Go through the listing beneath this task and return every line that carries the string "content".

(begin)

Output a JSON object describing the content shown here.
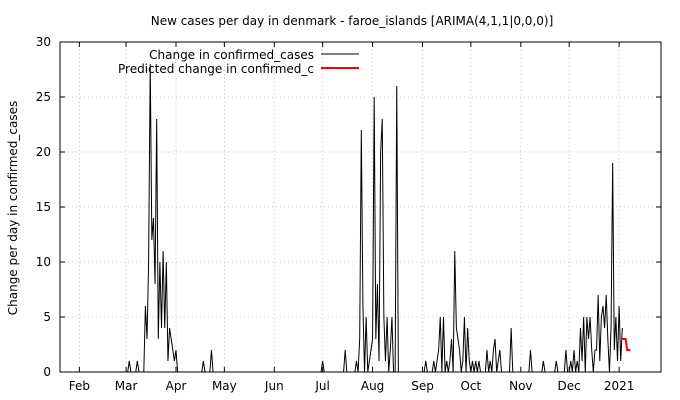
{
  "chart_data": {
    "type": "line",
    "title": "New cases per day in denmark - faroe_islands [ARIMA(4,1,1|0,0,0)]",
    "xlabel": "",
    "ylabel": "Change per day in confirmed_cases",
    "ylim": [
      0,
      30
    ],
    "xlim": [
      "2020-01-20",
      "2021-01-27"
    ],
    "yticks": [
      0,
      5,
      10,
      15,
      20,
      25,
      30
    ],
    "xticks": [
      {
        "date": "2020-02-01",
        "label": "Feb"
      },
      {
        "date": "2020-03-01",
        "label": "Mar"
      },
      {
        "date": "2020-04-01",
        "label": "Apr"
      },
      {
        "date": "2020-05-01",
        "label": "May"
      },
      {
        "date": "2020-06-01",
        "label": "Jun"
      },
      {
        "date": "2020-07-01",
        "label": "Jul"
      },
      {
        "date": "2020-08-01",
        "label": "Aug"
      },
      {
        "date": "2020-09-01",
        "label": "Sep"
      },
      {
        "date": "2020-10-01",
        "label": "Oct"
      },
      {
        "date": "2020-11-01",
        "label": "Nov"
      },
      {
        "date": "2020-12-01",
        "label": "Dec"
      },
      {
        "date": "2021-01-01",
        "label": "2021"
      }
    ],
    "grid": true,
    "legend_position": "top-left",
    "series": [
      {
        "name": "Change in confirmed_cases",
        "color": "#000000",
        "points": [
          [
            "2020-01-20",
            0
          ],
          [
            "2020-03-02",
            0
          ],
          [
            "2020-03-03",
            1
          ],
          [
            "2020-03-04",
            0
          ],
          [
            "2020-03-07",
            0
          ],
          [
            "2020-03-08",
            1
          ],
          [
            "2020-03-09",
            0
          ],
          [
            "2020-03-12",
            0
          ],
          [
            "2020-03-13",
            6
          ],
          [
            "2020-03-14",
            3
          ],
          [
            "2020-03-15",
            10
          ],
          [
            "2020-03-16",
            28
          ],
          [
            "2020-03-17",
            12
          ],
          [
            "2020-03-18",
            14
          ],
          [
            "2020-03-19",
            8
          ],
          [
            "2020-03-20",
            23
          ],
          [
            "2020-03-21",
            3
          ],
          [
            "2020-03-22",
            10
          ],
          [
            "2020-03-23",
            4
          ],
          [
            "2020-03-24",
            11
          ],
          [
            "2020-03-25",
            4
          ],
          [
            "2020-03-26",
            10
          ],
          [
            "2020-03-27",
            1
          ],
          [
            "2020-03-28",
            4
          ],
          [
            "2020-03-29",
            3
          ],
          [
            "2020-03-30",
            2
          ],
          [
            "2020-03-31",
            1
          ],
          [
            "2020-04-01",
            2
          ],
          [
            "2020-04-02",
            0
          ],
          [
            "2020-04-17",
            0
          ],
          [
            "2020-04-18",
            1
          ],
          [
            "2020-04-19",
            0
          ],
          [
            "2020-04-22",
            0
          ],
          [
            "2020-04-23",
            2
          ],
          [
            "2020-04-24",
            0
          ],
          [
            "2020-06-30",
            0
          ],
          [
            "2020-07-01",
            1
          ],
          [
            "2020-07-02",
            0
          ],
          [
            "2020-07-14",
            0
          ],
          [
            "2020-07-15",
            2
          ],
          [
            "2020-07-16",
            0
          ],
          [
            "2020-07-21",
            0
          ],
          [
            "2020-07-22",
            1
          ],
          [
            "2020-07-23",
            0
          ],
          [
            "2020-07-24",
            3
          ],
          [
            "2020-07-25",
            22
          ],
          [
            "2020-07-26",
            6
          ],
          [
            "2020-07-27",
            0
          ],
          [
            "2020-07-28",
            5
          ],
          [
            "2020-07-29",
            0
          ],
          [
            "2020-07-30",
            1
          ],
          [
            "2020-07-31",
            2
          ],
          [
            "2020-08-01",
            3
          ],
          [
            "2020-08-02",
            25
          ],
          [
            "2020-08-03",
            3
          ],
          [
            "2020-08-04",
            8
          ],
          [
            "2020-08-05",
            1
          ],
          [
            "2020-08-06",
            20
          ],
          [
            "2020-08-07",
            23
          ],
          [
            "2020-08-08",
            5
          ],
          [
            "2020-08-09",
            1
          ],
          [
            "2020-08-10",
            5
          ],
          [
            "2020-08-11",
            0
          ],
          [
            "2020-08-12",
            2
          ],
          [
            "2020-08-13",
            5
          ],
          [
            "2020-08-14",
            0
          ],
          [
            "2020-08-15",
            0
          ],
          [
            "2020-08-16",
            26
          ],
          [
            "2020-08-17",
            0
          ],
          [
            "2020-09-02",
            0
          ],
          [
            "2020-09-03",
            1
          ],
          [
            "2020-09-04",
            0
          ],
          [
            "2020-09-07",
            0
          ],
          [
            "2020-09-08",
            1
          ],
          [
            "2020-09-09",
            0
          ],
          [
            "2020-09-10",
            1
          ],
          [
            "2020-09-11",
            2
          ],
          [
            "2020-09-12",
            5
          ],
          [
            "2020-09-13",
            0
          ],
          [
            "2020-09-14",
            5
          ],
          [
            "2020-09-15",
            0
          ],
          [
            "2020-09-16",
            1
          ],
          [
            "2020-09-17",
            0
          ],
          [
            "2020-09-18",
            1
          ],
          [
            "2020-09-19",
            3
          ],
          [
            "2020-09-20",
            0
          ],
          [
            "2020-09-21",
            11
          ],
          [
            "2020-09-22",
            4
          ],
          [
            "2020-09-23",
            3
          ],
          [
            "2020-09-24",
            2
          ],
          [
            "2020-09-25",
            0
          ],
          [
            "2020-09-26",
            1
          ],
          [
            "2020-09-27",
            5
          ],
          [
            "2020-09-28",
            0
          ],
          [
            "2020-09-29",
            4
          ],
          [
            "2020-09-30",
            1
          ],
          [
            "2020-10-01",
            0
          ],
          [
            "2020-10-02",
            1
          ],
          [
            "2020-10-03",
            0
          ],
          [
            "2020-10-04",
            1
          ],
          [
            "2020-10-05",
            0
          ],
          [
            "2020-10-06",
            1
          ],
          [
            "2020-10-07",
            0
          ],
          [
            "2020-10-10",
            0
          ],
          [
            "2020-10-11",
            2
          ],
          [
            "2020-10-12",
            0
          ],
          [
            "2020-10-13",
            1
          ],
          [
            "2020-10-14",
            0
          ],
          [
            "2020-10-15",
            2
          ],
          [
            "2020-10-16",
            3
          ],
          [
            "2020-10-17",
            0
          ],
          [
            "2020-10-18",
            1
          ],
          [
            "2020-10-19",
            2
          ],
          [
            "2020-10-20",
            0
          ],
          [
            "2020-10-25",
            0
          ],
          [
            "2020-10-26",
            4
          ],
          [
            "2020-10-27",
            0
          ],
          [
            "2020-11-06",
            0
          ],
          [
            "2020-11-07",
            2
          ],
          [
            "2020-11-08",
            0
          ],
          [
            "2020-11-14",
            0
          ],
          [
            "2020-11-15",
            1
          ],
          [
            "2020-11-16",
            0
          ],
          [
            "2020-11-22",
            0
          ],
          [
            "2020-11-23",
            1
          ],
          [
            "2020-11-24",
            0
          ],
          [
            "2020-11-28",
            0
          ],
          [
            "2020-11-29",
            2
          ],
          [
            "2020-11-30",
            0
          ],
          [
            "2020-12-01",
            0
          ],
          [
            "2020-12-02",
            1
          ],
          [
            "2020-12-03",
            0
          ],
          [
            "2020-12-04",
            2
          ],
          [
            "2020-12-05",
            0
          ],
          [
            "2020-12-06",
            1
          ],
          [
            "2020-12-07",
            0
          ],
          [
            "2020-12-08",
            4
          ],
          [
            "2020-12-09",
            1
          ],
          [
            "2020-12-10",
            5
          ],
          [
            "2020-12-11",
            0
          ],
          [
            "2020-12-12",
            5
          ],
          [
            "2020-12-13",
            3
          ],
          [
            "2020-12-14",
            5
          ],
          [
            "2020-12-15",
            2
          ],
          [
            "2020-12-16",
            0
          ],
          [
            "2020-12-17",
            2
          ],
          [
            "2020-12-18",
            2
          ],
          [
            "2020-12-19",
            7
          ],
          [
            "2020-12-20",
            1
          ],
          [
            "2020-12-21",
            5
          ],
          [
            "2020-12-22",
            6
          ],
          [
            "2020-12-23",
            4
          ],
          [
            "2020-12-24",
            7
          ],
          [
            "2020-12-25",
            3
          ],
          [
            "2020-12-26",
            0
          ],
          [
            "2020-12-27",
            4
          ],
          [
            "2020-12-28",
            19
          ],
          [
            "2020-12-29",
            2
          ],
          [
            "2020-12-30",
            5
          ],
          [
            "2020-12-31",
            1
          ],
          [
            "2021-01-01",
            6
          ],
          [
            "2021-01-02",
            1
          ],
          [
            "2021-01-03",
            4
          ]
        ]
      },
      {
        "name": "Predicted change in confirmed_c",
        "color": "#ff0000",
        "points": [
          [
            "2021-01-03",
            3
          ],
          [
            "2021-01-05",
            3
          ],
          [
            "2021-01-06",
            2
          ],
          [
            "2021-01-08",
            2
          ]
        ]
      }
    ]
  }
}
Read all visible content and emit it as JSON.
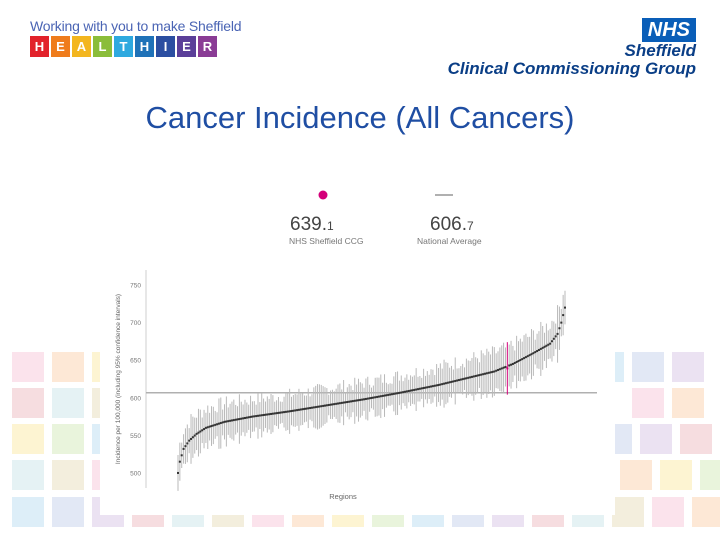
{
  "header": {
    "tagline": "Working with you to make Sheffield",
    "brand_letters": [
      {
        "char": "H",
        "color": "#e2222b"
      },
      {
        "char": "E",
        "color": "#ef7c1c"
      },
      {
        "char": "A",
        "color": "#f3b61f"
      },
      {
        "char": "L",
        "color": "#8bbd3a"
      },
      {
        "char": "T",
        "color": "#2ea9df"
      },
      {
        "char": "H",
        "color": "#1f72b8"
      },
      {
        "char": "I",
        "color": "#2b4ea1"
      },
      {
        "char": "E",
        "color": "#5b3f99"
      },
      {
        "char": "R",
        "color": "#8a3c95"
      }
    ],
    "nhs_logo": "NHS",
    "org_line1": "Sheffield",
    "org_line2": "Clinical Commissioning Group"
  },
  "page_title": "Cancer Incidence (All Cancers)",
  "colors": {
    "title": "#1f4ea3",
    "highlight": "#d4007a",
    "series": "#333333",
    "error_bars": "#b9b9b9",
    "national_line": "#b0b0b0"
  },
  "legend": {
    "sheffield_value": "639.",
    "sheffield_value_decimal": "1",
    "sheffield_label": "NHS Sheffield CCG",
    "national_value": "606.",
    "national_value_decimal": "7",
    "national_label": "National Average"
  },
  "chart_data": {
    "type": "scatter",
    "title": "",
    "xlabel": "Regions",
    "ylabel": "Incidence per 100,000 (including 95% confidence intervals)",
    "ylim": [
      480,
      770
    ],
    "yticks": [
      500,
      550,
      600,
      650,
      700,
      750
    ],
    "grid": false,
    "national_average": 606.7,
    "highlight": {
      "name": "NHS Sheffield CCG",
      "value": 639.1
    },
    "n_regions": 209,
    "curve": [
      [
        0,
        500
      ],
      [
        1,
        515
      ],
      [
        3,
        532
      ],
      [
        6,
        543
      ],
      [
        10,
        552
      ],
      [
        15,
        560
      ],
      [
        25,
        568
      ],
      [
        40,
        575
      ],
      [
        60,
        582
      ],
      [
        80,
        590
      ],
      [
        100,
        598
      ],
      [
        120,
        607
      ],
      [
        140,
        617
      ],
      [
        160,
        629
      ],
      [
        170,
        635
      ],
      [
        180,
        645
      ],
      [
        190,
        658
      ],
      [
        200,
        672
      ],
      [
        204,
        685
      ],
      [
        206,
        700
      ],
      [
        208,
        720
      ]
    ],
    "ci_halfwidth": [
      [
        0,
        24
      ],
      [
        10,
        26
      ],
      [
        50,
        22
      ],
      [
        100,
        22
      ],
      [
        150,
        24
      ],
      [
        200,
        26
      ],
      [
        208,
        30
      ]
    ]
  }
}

(end)

Solution to this problem ▸
Output a JSON object describing the content shown here.
Read all visible content and emit it as JSON.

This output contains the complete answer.